_What is being asked_:
Among the lines listed below, count those that include the string "title", and state only the count.

_Given entries_:
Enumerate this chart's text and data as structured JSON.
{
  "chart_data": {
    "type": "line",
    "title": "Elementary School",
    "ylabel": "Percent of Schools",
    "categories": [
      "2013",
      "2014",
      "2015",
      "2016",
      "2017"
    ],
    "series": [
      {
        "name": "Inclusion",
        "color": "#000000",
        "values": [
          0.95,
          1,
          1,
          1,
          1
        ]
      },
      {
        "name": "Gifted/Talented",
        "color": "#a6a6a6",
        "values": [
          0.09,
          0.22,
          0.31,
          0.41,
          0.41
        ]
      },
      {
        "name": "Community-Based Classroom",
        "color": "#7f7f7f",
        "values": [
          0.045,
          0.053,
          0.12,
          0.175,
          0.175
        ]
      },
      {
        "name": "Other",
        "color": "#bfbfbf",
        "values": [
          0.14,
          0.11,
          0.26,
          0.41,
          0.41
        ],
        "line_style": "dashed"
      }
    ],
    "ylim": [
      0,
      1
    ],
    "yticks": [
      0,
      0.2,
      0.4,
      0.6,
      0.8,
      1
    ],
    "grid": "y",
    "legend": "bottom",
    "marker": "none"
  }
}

==

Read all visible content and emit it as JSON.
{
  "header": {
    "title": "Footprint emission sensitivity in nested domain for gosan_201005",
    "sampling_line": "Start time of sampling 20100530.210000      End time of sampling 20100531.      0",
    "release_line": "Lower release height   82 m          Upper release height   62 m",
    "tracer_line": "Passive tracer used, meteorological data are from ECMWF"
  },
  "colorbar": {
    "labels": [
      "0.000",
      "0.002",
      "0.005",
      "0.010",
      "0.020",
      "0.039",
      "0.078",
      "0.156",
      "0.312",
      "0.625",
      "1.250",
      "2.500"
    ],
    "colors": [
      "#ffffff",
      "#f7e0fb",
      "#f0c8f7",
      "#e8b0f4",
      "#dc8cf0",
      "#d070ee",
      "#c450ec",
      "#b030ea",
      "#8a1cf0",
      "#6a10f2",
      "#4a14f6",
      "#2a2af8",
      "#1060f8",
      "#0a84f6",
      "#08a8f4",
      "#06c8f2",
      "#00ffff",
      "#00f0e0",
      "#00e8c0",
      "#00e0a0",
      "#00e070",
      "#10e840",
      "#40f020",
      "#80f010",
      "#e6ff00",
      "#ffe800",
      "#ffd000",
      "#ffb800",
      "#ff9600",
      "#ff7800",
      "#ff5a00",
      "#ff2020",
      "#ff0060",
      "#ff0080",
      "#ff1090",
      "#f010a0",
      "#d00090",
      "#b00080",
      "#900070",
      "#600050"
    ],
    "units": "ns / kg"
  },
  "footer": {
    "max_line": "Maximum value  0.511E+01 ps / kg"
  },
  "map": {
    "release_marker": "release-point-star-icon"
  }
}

_Correct output_:
2